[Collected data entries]
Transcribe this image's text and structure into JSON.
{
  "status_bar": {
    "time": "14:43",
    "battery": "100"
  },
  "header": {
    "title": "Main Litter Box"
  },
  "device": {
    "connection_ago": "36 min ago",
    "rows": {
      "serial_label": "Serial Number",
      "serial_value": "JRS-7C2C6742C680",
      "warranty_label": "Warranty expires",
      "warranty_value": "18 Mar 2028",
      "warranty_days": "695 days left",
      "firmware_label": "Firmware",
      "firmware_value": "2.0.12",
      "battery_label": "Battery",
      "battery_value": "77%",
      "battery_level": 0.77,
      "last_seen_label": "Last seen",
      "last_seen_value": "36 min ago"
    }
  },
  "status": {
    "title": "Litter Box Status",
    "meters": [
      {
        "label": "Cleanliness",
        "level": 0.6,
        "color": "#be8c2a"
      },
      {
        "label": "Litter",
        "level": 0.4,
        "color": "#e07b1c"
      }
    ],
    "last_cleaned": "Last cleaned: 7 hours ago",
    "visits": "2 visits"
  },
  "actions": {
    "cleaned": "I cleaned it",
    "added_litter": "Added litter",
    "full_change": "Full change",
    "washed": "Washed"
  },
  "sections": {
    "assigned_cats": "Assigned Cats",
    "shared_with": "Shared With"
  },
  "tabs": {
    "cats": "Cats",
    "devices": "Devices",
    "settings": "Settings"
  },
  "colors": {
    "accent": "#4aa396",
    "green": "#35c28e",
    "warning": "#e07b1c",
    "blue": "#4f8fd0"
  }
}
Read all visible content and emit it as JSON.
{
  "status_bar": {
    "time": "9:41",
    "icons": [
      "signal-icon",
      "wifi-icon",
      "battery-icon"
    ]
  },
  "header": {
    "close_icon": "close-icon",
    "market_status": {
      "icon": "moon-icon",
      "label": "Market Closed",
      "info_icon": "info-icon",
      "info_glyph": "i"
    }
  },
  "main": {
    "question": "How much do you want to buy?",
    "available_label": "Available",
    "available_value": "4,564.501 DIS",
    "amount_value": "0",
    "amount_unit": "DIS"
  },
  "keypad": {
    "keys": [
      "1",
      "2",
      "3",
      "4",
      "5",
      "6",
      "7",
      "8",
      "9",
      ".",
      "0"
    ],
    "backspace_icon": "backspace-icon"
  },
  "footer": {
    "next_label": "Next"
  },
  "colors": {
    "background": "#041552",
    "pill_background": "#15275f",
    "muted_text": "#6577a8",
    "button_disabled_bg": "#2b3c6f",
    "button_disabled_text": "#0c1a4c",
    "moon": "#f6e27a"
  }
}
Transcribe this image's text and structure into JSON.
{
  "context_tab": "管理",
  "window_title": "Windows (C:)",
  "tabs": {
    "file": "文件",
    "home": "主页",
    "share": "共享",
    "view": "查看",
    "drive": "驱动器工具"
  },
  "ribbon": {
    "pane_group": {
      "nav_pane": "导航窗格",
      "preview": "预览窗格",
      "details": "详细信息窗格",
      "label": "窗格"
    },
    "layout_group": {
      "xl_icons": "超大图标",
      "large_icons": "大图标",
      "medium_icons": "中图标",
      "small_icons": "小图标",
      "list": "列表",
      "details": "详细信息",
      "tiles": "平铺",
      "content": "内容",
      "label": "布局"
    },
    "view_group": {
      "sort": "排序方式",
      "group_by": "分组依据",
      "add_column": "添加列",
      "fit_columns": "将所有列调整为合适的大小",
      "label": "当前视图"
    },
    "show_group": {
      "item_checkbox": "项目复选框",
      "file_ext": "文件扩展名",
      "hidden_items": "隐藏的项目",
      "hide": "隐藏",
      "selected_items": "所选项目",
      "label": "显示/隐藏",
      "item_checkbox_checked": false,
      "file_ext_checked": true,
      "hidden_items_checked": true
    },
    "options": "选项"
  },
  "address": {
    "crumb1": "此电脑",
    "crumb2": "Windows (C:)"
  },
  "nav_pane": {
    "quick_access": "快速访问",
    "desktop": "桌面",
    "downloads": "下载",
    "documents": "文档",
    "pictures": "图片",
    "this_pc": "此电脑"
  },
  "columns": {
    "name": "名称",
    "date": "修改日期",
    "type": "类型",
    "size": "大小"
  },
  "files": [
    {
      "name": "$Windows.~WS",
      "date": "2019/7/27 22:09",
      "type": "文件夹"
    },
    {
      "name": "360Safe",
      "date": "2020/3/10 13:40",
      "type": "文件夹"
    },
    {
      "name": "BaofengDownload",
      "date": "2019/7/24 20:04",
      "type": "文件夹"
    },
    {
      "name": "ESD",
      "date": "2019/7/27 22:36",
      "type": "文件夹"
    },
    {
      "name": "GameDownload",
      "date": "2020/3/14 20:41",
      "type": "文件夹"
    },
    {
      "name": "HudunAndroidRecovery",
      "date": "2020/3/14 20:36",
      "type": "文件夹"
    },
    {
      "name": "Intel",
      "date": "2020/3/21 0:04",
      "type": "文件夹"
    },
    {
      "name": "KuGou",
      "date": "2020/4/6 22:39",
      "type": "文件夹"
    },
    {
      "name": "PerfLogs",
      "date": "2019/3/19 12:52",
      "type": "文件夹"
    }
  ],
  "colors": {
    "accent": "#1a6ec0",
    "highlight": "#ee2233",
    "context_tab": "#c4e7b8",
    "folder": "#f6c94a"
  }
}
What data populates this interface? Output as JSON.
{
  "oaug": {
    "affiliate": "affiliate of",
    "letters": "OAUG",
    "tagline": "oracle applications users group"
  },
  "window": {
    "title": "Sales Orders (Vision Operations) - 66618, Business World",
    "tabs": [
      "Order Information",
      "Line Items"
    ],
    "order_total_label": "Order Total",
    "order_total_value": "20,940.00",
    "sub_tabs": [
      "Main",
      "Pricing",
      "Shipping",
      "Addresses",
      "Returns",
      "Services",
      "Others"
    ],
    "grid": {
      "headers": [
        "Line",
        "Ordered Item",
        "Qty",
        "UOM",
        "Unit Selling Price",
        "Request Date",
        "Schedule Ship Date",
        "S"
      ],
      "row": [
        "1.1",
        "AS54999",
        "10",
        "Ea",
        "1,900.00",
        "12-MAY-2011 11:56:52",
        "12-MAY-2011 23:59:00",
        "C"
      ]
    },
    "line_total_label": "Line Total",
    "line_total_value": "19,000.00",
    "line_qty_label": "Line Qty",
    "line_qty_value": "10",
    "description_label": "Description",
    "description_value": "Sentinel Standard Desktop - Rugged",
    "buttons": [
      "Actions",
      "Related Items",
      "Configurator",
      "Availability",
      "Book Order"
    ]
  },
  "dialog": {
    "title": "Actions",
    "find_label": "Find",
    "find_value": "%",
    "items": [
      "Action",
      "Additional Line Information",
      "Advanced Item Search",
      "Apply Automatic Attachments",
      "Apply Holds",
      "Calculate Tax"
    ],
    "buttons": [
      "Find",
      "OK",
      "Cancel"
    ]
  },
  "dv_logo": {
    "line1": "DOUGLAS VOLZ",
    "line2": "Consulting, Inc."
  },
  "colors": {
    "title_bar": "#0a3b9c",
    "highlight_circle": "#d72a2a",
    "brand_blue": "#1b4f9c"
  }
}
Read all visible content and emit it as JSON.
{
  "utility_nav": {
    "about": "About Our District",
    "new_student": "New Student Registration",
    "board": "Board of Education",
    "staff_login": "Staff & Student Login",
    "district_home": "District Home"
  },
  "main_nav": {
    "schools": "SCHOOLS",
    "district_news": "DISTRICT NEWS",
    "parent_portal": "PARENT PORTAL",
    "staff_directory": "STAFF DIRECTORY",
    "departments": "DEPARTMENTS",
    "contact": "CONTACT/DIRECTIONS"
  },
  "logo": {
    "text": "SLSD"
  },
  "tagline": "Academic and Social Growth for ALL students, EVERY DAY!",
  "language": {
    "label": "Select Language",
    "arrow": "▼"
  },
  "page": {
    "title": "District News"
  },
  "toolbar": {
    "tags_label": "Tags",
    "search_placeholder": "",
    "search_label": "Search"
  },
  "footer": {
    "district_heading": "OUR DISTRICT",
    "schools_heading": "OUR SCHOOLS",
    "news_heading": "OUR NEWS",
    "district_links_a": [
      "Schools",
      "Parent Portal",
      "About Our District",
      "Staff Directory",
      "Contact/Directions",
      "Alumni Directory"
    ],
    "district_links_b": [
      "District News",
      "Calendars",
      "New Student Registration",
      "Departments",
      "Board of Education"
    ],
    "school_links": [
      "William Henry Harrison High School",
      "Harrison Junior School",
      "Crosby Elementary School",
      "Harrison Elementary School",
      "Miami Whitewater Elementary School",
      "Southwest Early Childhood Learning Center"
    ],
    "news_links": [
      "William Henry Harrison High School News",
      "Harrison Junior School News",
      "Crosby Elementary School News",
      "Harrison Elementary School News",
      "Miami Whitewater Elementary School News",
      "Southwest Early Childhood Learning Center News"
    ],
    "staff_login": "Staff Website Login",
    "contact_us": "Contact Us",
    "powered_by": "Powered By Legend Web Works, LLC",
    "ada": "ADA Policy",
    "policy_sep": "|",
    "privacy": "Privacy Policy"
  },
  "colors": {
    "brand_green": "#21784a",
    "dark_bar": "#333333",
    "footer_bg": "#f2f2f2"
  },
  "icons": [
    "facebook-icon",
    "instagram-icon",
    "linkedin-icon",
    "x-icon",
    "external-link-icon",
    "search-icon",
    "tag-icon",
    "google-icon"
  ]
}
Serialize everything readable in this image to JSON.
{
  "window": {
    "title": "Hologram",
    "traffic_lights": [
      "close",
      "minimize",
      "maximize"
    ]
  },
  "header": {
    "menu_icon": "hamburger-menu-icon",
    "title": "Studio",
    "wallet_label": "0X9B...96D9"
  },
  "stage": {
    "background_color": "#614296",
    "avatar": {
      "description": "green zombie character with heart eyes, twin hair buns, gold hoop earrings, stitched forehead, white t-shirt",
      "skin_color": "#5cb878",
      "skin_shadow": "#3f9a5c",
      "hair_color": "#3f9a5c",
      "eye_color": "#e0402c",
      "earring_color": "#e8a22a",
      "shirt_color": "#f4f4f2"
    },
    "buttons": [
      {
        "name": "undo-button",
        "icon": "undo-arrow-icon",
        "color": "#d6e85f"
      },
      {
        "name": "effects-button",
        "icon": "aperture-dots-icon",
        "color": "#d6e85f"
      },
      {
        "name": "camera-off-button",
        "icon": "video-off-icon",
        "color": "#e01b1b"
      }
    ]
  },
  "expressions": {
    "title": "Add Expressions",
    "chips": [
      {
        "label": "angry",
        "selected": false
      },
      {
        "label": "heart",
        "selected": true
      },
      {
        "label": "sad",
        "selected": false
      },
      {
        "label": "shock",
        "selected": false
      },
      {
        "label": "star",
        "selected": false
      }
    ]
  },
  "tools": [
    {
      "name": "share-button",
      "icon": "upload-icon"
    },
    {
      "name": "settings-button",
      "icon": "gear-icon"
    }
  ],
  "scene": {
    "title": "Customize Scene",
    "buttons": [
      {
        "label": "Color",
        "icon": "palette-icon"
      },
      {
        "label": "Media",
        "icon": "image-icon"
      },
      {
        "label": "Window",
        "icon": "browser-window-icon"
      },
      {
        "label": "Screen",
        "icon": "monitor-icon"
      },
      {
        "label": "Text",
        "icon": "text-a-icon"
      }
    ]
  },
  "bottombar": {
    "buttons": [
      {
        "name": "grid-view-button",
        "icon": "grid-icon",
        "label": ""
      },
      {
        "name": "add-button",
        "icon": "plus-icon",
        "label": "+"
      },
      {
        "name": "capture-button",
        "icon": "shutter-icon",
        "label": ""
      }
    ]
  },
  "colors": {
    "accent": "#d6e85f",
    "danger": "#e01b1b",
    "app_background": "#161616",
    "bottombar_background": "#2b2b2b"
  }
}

● **What you should do**: Across the records above, count the lines holding "heart" and reply with that number alone.

● **Problem solution**: 2